Excerpts from a figure dataset:
##########

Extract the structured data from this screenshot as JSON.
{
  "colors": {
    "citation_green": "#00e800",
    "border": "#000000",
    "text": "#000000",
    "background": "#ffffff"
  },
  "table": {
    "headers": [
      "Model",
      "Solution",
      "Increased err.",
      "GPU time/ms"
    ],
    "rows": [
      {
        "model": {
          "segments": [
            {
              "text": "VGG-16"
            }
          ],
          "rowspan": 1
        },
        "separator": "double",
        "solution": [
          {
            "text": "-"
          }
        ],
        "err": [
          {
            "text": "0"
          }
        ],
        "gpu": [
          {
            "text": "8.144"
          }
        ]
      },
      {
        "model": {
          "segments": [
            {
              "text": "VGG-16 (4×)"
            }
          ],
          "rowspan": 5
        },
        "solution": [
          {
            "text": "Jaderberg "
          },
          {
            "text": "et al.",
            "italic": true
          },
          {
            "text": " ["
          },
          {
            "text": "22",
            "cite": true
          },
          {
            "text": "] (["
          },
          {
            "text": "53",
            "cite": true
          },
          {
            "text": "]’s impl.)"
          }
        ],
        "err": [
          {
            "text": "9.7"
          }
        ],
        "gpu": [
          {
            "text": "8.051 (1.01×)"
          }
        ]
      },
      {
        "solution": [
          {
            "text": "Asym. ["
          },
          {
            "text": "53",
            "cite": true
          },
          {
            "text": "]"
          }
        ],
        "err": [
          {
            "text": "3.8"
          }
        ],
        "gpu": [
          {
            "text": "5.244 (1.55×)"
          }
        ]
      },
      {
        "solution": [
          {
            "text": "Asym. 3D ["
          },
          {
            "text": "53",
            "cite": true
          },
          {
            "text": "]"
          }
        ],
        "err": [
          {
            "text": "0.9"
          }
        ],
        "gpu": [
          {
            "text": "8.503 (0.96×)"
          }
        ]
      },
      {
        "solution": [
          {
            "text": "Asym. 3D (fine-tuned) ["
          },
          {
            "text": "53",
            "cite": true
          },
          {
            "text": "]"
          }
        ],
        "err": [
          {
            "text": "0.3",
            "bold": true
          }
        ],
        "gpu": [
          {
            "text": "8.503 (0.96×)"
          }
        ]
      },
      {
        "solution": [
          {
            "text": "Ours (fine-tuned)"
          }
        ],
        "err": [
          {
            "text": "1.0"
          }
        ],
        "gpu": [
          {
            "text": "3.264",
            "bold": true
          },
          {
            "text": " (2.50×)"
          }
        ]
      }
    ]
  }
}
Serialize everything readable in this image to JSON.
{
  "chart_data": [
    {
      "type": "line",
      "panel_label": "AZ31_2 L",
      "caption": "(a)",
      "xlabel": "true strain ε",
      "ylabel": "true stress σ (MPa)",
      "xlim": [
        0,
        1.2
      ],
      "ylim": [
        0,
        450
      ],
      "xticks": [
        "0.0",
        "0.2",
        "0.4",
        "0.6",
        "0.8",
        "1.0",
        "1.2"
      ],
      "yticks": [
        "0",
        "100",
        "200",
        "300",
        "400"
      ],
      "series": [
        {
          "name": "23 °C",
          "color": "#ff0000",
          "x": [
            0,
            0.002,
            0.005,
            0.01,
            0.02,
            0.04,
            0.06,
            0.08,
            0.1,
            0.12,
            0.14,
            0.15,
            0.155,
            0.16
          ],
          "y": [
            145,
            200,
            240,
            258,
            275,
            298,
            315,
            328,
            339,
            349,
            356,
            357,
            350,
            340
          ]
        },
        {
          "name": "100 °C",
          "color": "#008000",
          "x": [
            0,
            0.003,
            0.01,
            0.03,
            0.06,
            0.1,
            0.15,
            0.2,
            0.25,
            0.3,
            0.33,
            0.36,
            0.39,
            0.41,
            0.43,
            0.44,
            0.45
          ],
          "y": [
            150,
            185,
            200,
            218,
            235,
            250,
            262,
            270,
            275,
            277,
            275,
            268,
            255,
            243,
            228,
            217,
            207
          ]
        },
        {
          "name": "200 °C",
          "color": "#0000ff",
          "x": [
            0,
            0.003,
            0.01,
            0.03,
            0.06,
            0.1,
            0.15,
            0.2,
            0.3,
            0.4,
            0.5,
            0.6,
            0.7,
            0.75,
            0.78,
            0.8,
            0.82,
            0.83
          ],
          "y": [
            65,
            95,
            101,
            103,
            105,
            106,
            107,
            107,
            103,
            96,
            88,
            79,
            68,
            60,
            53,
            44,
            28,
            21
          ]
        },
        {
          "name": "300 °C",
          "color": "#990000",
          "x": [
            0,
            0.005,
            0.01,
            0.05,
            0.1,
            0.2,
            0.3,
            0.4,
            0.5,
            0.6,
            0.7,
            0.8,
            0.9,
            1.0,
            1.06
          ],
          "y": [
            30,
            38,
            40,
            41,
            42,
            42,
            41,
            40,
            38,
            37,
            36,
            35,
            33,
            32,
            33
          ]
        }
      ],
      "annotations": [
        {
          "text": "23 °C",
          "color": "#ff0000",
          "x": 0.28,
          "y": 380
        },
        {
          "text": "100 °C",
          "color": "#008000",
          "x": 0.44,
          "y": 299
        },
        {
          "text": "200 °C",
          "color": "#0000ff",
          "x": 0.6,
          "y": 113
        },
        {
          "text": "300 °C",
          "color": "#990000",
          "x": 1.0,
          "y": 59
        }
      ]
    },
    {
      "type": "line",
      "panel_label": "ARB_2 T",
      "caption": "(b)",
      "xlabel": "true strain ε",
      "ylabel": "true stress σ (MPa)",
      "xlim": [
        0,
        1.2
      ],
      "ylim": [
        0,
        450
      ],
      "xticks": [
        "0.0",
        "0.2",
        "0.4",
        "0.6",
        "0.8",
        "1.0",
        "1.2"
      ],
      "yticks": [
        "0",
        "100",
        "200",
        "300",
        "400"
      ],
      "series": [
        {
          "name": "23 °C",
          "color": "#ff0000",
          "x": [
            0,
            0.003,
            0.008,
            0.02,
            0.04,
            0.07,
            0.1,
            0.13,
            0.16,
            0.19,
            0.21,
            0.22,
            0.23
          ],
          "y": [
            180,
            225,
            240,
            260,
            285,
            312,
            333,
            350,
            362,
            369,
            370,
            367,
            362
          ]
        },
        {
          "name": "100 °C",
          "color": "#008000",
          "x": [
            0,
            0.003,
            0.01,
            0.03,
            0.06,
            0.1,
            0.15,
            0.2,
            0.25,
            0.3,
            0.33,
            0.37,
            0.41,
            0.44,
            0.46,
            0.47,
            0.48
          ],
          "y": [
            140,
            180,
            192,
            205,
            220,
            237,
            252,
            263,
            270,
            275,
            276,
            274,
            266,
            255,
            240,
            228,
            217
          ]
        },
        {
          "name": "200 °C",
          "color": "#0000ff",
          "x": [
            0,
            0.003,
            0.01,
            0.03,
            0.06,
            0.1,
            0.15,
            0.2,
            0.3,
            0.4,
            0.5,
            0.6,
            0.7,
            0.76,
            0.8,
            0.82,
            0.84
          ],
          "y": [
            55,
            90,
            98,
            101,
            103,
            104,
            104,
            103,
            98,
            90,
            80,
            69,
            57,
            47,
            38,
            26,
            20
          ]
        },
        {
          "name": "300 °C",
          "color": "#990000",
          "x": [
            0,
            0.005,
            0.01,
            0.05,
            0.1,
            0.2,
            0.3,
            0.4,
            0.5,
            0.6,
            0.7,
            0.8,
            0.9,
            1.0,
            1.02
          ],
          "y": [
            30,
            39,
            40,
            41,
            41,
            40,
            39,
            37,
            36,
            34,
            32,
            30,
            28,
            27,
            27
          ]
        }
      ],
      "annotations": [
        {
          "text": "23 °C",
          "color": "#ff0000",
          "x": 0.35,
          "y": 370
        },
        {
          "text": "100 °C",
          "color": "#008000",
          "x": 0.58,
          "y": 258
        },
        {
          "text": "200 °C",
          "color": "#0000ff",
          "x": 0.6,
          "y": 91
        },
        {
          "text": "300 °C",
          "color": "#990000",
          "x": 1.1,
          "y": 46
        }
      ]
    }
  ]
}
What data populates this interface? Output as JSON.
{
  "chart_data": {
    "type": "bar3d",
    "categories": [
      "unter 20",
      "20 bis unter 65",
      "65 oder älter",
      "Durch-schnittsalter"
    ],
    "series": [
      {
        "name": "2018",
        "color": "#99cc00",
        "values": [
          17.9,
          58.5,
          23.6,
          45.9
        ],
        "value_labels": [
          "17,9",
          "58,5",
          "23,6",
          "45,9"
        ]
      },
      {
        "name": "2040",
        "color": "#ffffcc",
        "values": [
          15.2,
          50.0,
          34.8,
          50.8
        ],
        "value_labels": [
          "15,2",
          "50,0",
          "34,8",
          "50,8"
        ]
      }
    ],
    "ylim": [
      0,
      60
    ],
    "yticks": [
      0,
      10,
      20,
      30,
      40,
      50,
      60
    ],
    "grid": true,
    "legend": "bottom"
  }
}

##########

• [Prompt] Using the material above, state how many lines include the string "this". Answer with a single number.

• [Complete output] 3